** start of Provided data **

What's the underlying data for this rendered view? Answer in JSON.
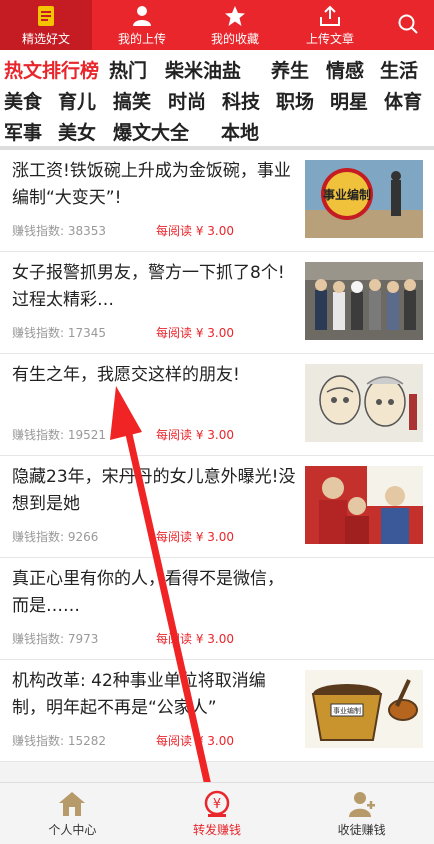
{
  "top_tabs": [
    {
      "label": "精选好文",
      "icon": "article-icon"
    },
    {
      "label": "我的上传",
      "icon": "user-icon"
    },
    {
      "label": "我的收藏",
      "icon": "star-icon"
    },
    {
      "label": "上传文章",
      "icon": "upload-icon"
    },
    {
      "label": "",
      "icon": "search-icon"
    }
  ],
  "categories": {
    "row1": [
      "热文排行榜",
      "热门",
      "柴米油盐",
      "养生",
      "情感",
      "生活"
    ],
    "row2": [
      "美食",
      "育儿",
      "搞笑",
      "时尚",
      "科技",
      "职场",
      "明星",
      "体育"
    ],
    "row3": [
      "军事",
      "美女",
      "爆文大全",
      "本地"
    ]
  },
  "articles": [
    {
      "title": "涨工资!铁饭碗上升成为金饭碗，事业编制“大变天”!",
      "index_label": "赚钱指数: 38353",
      "reward": "每阅读 ¥ 3.00",
      "thumb_text": "事业编制"
    },
    {
      "title": "女子报警抓男友，警方一下抓了8个!过程太精彩…",
      "index_label": "赚钱指数: 17345",
      "reward": "每阅读 ¥ 3.00",
      "thumb_text": ""
    },
    {
      "title": "有生之年，我愿交这样的朋友!",
      "index_label": "赚钱指数: 19521",
      "reward": "每阅读 ¥ 3.00",
      "thumb_text": ""
    },
    {
      "title": "隐藏23年，宋丹丹的女儿意外曝光!没想到是她",
      "index_label": "赚钱指数: 9266",
      "reward": "每阅读 ¥ 3.00",
      "thumb_text": ""
    },
    {
      "title": "真正心里有你的人，看得不是微信，而是……",
      "index_label": "赚钱指数: 7973",
      "reward": "每阅读 ¥ 3.00",
      "thumb_text": ""
    },
    {
      "title": "机构改革: 42种事业单位将取消编制，明年起不再是“公家人”",
      "index_label": "赚钱指数: 15282",
      "reward": "每阅读 ¥ 3.00",
      "thumb_text": "事业编制"
    }
  ],
  "bottom_tabs": [
    {
      "label": "个人中心",
      "icon": "home-icon"
    },
    {
      "label": "转发赚钱",
      "icon": "yuan-coin-icon"
    },
    {
      "label": "收徒赚钱",
      "icon": "person-add-icon"
    }
  ],
  "colors": {
    "brand_red": "#e8262c",
    "brand_red_dark": "#c41c22"
  }
}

** end of Provided data **

The problem: Without the pictures, print the whole listing exactly as given.

Exercise solution:
What's the underlying data for this rendered view? Answer in JSON.
{
  "top_tabs": [
    {
      "label": "精选好文",
      "icon": "article-icon"
    },
    {
      "label": "我的上传",
      "icon": "user-icon"
    },
    {
      "label": "我的收藏",
      "icon": "star-icon"
    },
    {
      "label": "上传文章",
      "icon": "upload-icon"
    },
    {
      "label": "",
      "icon": "search-icon"
    }
  ],
  "categories": {
    "row1": [
      "热文排行榜",
      "热门",
      "柴米油盐",
      "养生",
      "情感",
      "生活"
    ],
    "row2": [
      "美食",
      "育儿",
      "搞笑",
      "时尚",
      "科技",
      "职场",
      "明星",
      "体育"
    ],
    "row3": [
      "军事",
      "美女",
      "爆文大全",
      "本地"
    ]
  },
  "articles": [
    {
      "title": "涨工资!铁饭碗上升成为金饭碗，事业编制“大变天”!",
      "index_label": "赚钱指数: 38353",
      "reward": "每阅读 ¥ 3.00",
      "thumb_text": "事业编制"
    },
    {
      "title": "女子报警抓男友，警方一下抓了8个!过程太精彩…",
      "index_label": "赚钱指数: 17345",
      "reward": "每阅读 ¥ 3.00",
      "thumb_text": ""
    },
    {
      "title": "有生之年，我愿交这样的朋友!",
      "index_label": "赚钱指数: 19521",
      "reward": "每阅读 ¥ 3.00",
      "thumb_text": ""
    },
    {
      "title": "隐藏23年，宋丹丹的女儿意外曝光!没想到是她",
      "index_label": "赚钱指数: 9266",
      "reward": "每阅读 ¥ 3.00",
      "thumb_text": ""
    },
    {
      "title": "真正心里有你的人，看得不是微信，而是……",
      "index_label": "赚钱指数: 7973",
      "reward": "每阅读 ¥ 3.00",
      "thumb_text": ""
    },
    {
      "title": "机构改革: 42种事业单位将取消编制，明年起不再是“公家人”",
      "index_label": "赚钱指数: 15282",
      "reward": "每阅读 ¥ 3.00",
      "thumb_text": "事业编制"
    }
  ],
  "bottom_tabs": [
    {
      "label": "个人中心",
      "icon": "home-icon"
    },
    {
      "label": "转发赚钱",
      "icon": "yuan-coin-icon"
    },
    {
      "label": "收徒赚钱",
      "icon": "person-add-icon"
    }
  ],
  "colors": {
    "brand_red": "#e8262c",
    "brand_red_dark": "#c41c22"
  }
}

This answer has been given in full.